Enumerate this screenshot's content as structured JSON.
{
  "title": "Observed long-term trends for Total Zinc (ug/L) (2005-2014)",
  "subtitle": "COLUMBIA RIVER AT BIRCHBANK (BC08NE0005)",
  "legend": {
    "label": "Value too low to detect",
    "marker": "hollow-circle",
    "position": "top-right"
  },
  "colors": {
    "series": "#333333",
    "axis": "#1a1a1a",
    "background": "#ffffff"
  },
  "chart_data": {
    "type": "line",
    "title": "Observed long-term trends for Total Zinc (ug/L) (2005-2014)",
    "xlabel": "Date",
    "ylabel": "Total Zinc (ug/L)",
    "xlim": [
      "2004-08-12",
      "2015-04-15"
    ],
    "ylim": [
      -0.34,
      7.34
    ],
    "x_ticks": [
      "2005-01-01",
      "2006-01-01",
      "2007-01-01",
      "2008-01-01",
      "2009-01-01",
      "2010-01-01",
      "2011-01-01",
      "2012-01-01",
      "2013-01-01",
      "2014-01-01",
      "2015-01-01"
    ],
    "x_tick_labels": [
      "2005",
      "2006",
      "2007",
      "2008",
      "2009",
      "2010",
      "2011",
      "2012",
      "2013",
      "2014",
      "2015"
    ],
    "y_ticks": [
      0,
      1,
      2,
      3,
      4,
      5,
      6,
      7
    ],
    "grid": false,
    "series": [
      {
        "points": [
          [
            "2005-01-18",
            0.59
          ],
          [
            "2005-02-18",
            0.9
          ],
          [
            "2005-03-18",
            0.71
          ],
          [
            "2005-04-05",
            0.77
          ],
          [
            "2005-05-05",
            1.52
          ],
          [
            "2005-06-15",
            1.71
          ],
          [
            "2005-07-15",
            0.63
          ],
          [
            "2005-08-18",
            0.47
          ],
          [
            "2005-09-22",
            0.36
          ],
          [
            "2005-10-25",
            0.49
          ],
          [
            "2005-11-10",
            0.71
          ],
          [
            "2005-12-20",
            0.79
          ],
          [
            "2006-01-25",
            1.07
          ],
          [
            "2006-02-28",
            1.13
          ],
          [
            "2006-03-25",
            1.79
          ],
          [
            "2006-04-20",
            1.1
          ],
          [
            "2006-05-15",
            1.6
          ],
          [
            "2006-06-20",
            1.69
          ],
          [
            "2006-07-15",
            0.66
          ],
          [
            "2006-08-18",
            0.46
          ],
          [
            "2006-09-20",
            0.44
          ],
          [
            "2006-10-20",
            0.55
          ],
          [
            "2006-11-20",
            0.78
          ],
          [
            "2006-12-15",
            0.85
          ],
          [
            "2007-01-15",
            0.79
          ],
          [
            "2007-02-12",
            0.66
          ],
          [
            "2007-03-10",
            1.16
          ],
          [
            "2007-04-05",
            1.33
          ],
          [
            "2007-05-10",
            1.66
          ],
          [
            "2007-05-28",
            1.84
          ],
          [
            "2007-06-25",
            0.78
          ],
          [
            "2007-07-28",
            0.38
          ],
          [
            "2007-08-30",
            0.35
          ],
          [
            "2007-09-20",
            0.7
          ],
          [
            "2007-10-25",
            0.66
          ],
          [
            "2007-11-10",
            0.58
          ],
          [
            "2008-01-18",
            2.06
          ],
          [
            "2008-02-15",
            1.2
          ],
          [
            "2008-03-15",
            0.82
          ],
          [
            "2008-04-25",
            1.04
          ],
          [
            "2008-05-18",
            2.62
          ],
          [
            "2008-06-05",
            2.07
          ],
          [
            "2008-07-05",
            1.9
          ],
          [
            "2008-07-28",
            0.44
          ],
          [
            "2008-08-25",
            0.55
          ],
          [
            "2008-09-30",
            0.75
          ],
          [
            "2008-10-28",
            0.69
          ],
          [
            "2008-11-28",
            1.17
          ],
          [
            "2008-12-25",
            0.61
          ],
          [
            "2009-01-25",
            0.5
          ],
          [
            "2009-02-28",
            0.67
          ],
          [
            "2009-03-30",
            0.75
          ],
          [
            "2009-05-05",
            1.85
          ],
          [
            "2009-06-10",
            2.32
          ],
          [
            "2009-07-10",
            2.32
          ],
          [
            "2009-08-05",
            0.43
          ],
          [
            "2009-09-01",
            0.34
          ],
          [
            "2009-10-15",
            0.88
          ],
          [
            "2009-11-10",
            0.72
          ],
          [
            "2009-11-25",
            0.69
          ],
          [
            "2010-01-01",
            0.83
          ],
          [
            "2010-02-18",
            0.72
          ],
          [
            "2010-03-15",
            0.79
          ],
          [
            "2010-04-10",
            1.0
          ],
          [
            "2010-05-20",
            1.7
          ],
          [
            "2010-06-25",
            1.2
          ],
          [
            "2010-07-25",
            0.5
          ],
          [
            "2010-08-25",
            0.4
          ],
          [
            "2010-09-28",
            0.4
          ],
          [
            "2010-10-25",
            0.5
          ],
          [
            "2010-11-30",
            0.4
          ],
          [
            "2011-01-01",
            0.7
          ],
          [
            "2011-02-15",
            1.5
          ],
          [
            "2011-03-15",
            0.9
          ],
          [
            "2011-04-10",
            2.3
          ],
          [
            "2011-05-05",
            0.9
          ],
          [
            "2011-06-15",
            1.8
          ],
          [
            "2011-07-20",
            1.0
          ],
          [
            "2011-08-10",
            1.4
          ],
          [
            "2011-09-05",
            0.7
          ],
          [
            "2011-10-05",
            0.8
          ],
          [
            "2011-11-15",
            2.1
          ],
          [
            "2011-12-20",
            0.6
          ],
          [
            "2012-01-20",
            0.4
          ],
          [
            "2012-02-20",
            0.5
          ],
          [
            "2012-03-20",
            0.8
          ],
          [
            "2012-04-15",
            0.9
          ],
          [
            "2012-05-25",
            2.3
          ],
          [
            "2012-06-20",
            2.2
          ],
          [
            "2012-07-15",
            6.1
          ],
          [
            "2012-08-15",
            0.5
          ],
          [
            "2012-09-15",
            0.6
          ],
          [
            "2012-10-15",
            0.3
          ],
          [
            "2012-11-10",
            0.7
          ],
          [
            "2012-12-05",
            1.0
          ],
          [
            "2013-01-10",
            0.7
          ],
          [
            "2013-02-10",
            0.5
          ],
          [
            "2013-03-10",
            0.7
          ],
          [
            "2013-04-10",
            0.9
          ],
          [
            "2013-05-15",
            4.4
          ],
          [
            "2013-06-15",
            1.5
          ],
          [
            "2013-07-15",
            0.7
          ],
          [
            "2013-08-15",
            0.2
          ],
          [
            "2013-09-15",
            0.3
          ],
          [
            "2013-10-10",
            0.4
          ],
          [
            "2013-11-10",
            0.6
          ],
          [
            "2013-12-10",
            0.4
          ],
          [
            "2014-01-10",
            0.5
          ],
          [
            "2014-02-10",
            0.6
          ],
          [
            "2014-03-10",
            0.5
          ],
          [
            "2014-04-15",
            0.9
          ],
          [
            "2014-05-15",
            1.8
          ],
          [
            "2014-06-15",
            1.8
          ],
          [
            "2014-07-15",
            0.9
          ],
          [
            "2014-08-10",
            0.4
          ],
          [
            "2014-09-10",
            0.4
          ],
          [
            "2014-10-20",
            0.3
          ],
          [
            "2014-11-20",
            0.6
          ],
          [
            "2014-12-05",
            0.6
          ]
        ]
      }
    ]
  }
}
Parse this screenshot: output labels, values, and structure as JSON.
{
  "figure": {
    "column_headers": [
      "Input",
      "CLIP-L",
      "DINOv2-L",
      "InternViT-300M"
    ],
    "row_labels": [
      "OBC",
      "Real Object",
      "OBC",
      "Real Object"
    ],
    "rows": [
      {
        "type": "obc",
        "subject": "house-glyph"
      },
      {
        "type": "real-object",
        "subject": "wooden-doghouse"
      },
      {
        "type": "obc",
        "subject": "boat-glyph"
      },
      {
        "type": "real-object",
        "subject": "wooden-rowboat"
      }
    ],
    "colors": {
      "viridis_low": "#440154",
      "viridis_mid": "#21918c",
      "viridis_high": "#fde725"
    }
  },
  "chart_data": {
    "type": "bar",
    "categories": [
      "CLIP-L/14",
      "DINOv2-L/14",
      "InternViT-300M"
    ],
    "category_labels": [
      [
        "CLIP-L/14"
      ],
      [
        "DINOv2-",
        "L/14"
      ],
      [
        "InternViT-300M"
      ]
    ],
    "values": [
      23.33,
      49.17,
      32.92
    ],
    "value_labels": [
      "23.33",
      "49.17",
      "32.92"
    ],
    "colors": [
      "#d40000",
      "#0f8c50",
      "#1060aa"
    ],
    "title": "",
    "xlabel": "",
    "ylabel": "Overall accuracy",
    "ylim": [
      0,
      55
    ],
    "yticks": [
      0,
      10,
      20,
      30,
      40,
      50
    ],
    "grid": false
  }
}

────────────────

**THE REQUEST:**
Return all lines containing the word "JSON".

**THE COMPLETED TASK:**
Enumerate this screenshot's content as structured JSON.
Parse this screenshot: output labels, values, and structure as JSON.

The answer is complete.